:: EXCERPTED TEXT ::
◆ ◆ ◆ ◆ ◆ ◆ ◆

It had not yet been 24 hours since President Ronald Reagan was wounded in an assassination attempt—wounds far more serious than the public was told at the time.
But on the morning of March 31, 1981, the three men he relied on most in these early days of his administration came to see him in his room at George Washington University Hospital, about six blocks from the White House.
Chief of Staff James A. Baker, Deputy Chief Michael Deaver, and Counselor Edwin Meese brought with them some urgent business—a piece of legislation that had to be signed. And it had to be signed that day.
It had passed both houses of Congress and, like all bills sent from Congress to the President, bore the signatures of the Speaker of the House, then Democrat Thomas P. O’Neill, Jr., and the President Pro Tempore of the Senate, then Republican Strom Thurmond.
The legislation would block an increase in dairy price supports that, without Reagan’s signature on this legislation, would go into effect the next day, April 1, 1981, boosting price supports and costing the government hundreds of millions of dollars. Reagan’s budget makers argued that the mounting costs of the dairy program could run into the billions of dollars.
The President needed to sign this bill that day. He did, right on his breakfast tray. His clear, but shaky, signature was affixed to the one-page legislation along with those of O’Neill and Thurmond.

◆ ◆ ◆ ◆ ◆ ◆ ◆

:: DATASET EXCERPTS ::

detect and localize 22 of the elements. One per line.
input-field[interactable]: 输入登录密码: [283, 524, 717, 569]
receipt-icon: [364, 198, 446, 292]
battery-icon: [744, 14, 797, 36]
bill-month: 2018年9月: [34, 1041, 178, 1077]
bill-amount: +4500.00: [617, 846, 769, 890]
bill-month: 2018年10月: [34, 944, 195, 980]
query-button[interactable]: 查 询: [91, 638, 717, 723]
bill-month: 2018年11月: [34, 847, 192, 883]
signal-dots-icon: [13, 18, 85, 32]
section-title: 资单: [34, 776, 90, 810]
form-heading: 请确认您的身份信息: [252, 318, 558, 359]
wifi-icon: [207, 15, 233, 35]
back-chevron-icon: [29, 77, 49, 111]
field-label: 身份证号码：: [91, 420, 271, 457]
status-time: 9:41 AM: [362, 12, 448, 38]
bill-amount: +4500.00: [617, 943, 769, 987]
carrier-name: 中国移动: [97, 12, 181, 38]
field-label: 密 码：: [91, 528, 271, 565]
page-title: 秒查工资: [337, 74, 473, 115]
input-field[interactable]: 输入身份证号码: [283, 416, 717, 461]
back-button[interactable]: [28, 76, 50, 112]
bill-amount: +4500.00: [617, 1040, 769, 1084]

◆ ◆ ◆ ◆ ◆ ◆ ◆

:: WORK INSTRUCTIONS ::
a: In the passage about Reagan's hospital bill signing, rewrite the paragraph beginning "The legislation would block" more briefly, keeping its main facts.
b: According to the passage about Reagan's hospital bill signing, what did the President sign the bill on?
c: In the passage about Reagan's hospital bill signing, copy the part that opens with the words containing "It had passed" and closes with "billions of dollars.".

:: ANSWER SECTION ::
a: Without Reagan's signature, an increase in dairy price supports would take effect on April 1, 1981, costing the government hundreds of millions of dollars. The legislation would block that increase. Reagan's budget makers warned that the dairy program's mounting costs could reach billions.

b: He signed it on his breakfast tray.

c:
It had passed both houses of Congress and, like all bills sent from Congress to the President, bore the signatures of the Speaker of the House, then Democrat Thomas P. O’Neill, Jr., and the President Pro Tempore of the Senate, then Republican Strom Thurmond.
The legislation would block an increase in dairy price supports that, without Reagan’s signature on this legislation, would go into effect the next day, April 1, 1981, boosting price supports and costing the government hundreds of millions of dollars. Reagan’s budget makers argued that the mounting costs of the dairy program could run into the billions of dollars.